▶ **Exercise prompt**: Go through the listing and pick out each line with the word "hoàn" in it.

▶ **Collected data entries**:

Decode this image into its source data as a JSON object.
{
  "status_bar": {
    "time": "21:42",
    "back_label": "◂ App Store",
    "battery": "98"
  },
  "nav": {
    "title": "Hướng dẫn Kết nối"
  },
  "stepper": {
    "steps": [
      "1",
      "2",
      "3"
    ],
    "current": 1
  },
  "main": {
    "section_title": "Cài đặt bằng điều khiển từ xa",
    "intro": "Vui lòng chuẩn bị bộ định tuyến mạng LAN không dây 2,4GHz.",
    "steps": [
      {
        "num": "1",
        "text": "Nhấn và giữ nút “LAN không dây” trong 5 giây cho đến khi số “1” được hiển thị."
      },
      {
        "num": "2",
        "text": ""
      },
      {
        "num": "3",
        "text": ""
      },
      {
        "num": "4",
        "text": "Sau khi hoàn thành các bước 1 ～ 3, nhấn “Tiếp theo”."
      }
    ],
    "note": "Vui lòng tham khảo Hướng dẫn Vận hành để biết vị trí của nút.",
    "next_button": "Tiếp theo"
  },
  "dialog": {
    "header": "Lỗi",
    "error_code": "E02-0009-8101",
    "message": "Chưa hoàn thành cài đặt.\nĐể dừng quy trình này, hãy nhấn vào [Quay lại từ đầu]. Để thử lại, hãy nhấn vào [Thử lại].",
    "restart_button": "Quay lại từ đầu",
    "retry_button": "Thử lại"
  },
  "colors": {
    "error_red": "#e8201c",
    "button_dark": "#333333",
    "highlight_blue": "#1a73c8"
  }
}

...

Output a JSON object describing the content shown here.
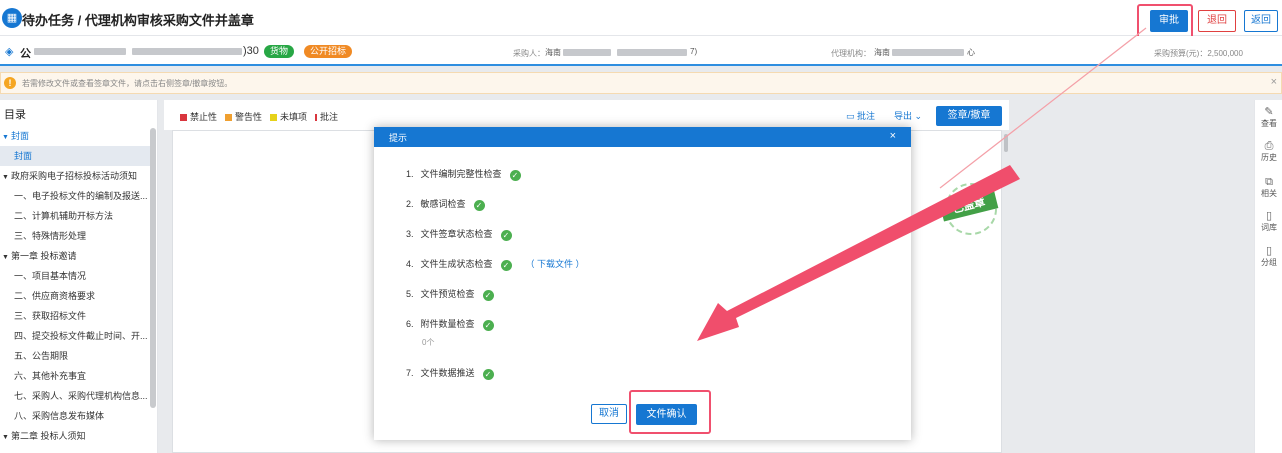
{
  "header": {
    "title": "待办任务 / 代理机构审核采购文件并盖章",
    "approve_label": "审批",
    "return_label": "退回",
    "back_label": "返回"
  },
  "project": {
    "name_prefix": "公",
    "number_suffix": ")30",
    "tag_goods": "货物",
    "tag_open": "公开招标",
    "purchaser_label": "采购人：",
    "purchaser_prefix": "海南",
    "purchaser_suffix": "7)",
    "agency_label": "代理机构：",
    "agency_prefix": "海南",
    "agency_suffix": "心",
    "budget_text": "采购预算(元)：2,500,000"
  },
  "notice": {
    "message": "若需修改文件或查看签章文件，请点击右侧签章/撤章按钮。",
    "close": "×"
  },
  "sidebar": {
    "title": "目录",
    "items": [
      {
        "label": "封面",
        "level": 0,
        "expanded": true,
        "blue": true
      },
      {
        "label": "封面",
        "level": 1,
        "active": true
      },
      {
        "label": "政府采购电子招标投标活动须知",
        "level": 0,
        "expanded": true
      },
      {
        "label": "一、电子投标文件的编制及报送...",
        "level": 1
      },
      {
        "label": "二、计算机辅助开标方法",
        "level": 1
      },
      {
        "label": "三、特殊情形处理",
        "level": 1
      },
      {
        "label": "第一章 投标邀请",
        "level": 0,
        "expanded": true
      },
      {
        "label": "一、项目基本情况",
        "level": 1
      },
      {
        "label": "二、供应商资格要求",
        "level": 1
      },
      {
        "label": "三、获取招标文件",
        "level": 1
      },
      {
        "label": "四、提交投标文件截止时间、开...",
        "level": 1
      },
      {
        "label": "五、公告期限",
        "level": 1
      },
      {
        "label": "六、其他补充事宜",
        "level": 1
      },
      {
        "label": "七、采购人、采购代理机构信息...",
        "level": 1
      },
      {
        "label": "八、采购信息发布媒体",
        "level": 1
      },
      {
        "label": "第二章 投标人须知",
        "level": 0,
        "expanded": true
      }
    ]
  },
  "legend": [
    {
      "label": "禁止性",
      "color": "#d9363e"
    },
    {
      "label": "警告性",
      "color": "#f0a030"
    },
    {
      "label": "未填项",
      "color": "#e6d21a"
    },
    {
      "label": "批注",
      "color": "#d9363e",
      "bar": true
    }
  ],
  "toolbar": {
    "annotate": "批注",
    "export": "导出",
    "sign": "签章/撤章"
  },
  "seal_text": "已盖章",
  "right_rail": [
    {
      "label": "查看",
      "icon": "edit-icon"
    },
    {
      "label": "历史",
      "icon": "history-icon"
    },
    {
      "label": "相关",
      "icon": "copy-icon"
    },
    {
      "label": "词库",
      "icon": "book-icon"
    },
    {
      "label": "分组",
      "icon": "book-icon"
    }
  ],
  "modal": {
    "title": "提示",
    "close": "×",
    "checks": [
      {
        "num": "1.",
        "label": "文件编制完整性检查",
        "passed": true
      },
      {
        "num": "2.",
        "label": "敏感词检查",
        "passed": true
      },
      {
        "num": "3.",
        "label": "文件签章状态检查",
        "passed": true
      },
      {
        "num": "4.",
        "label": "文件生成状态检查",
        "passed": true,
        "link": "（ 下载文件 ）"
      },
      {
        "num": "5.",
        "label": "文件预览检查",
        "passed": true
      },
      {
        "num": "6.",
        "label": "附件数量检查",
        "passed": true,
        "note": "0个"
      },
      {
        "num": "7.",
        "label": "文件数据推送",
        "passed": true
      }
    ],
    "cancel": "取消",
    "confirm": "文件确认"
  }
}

--

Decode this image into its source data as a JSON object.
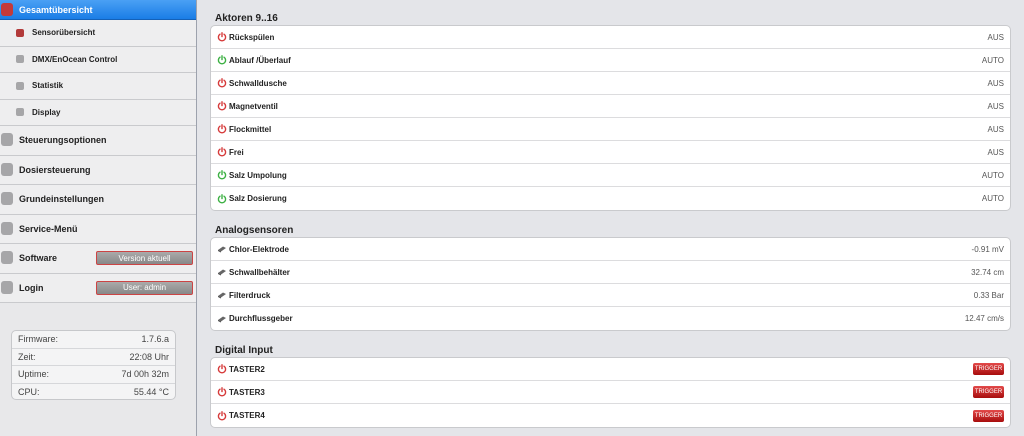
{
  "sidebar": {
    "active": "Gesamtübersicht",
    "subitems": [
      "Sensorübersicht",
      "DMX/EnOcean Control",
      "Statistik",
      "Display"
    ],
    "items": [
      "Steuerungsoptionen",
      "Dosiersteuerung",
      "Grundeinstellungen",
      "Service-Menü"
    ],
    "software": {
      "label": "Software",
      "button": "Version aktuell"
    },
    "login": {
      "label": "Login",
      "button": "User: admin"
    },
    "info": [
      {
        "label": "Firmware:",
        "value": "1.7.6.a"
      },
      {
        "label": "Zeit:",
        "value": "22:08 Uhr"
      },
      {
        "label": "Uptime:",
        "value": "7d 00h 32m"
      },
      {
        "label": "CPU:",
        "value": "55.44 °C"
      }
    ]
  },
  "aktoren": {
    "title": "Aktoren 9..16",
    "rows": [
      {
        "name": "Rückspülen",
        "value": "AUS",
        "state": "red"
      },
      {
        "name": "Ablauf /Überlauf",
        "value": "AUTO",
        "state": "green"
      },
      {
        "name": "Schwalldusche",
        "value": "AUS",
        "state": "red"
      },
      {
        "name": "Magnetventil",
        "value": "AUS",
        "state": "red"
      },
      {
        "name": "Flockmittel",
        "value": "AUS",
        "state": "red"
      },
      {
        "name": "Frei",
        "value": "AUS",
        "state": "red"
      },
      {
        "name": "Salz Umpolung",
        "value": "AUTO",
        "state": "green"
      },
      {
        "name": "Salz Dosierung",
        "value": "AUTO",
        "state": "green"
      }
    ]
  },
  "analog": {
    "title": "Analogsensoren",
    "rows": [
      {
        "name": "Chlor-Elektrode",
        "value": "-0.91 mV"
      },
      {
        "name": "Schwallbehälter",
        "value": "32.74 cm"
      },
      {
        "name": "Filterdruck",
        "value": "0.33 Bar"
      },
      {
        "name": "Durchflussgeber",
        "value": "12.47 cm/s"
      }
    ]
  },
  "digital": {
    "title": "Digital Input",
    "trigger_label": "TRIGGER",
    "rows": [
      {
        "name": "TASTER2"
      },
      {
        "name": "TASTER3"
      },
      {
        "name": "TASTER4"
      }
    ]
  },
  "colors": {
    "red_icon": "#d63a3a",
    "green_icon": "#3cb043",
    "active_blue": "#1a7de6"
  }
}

▶ **Output of the task**:
        "text": "Sau khi hoàn thành các bước 1 ～ 3, nhấn “Tiếp theo”."
    "message": "Chưa hoàn thành cài đặt.\nĐể dừng quy trình này, hãy nhấn vào [Quay lại từ đầu]. Để thử lại, hãy nhấn vào [Thử lại].",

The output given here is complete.